A ideia surgiu quando João foi convidado por
amigos para ir a um bar e ficou receoso por não saber se o local era acessível.
Estudante de Ciências da Computação, aprendeu a programar aos oito anos de
idade estudando sozinho pela internet. Não parou mais. Nem quando os dedos das
suas mãos enrijeceram.
Ele chegou na Campus Party com o aplicativo
construído com os códigos que criou apenas com o dedo indicador da mão
esquerda. “Gosto muito de programar porque é um desafio a cada projeto. É muito
bom ver o que eu criei na tela do computador”, explica, com o sorriso aberto
que pontua cada frase e se esparrama pelo corpo em uma gargalhada ofegante.
João chamou a atenção dos organizadores da
Maratona de Negócios e de Juliana Glasser, da desenvolvedora de software
Carambola, que foi designada pelo Sebrae para ser mentora de João e ajudá-lo em
seu projeto. Encantada com a história do garoto, ela fez sua equipe passar a
madrugada de quarta para quinta-feira ajudando João a colocar o app no ar.
Os dois não se desgrudaram mais. Desde então,
Juliana criou um site e página nas redes sociais para o app, e se tornou a
intérprete oficial de João, que tem dificuldade na fala.

Dados de reconhecimento da estrutura de documentos:
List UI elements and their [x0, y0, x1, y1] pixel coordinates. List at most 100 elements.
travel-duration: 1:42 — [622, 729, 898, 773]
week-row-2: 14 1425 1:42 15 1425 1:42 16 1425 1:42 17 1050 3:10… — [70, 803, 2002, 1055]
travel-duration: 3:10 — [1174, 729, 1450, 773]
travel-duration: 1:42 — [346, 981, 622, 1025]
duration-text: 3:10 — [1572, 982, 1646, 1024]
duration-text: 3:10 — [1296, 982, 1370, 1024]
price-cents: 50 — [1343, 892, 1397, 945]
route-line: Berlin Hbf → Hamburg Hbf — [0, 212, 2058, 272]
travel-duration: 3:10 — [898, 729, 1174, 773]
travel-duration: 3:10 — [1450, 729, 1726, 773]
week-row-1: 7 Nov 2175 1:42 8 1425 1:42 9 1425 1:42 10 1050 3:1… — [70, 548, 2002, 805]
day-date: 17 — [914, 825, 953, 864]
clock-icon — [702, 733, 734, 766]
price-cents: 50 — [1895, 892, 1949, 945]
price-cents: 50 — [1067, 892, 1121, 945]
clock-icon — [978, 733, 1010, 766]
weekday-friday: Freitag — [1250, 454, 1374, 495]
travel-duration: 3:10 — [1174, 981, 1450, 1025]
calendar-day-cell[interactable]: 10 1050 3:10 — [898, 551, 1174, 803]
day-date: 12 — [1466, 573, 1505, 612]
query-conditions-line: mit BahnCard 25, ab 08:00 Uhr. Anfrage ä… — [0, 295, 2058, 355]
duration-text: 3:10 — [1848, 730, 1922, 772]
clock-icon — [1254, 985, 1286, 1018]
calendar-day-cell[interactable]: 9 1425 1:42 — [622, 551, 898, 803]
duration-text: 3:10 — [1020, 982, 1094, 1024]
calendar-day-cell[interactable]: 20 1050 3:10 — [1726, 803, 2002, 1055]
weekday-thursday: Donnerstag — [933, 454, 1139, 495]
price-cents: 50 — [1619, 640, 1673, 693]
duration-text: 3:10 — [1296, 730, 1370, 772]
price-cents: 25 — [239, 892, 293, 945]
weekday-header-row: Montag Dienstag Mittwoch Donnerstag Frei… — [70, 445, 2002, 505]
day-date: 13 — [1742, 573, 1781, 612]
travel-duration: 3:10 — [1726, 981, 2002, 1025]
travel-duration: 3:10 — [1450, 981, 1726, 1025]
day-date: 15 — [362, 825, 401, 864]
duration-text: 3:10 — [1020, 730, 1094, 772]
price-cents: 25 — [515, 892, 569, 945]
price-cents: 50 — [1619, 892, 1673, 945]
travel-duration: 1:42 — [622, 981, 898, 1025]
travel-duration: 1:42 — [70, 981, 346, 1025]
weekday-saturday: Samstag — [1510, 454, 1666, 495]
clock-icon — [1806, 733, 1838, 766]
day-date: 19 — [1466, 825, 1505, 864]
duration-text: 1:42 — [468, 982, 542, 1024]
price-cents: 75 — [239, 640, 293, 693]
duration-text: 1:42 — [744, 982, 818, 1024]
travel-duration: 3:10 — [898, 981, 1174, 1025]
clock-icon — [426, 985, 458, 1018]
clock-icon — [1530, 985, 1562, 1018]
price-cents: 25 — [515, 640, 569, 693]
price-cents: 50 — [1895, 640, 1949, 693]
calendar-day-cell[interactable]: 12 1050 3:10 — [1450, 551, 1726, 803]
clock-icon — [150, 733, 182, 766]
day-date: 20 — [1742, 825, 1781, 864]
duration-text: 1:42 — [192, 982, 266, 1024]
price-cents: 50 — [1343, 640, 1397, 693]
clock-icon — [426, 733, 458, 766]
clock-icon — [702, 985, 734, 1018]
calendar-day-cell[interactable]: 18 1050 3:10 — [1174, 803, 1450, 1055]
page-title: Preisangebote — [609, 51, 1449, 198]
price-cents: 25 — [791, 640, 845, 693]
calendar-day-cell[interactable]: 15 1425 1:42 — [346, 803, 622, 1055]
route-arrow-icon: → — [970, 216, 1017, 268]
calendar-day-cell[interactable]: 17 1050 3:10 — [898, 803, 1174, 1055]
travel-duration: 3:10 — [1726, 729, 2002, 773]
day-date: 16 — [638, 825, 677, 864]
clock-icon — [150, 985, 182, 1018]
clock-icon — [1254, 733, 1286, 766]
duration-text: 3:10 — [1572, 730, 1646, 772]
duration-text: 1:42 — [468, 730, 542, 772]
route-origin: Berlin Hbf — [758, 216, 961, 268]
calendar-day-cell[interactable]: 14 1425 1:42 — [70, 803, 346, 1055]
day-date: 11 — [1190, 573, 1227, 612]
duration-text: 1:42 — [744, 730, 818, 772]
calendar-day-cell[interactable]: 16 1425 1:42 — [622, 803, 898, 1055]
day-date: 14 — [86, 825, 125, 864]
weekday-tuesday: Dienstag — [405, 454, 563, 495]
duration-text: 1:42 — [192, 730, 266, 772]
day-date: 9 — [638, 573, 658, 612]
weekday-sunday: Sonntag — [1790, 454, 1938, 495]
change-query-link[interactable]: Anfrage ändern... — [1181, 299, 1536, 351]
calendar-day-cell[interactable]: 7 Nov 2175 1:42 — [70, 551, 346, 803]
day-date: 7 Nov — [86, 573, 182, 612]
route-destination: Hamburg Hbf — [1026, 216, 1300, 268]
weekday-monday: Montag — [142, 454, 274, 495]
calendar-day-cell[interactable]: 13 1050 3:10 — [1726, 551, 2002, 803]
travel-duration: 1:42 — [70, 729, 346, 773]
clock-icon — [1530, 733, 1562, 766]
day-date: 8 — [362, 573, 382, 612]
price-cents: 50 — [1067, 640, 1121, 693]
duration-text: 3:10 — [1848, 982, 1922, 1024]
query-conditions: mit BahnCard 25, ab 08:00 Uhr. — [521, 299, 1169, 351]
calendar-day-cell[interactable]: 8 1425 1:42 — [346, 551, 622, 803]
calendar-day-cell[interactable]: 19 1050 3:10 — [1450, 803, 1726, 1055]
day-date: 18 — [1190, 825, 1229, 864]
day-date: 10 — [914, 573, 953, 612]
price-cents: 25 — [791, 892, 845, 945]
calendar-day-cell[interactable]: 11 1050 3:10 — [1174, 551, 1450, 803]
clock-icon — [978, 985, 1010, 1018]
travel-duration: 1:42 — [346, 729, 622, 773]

→ **TAREFA 1**: No texto sobre João e seu aplicativo, com que idade ele aprendeu a programar?
→ **TAREFA 2**: Dê continuidade ao texto sobre João e seu aplicativo, começando logo após a última frase.

→ **RESPOSTA ESCRITA 1**: Aos oito anos de idade.

→ **RESPOSTA ESCRITA 2**:
Quando ele se expressa, a língua se embola no
céu da boca enquanto o corpo acompanha em um movimento retorcido o som abafado
de cada palavra.
A deficiência física, no entanto, não afeta
sua capacidade mental. Em Fortaleza, ele faz trabalhos como desenvolvedor
freelancer e dá aulas em um grupo de estudo na faculdade, mas nunca conseguiu
um trabalho porque nas entrevistas sua fala e aparência incomodam.
“As pessoas acham que eu sou retardado por
falar diferente”, diz. “Eu tento relevar porque eu sei que eles são limitados e
eu tenho um entendimento melhor do que o deles”, diz com um sorriso.
Emocionada com a determinação do pupilo,
Juliana ofereceu a ele um estágio como desenvolvedor na sua startup. Apesar da
distância – ela está em São Paulo e ele em Fortaleza – ela diz que ele não terá
problema em se integrar com a equipe pela internet. “Fiquei encantada porque eu
gosto de gente forte, e ele sabe muito bem o que quer”, diz Juliana. “Agora ele
vai ter a experiência de trabalhar com outras pessoas e melhorar seu
conhecimento.”
Terapia
A mãe de João, Eliza Santiago, conta que em
junho o filho amanheceu diferente. Não lembrava do pai, dos irmãos e nem da
filha, de seis anos. “Ele só lembrava de mim. Nenhum médico sabe explicar até
agora o que aconteceu”, diz. Ele não esqueceu, porém, da paixão por computação.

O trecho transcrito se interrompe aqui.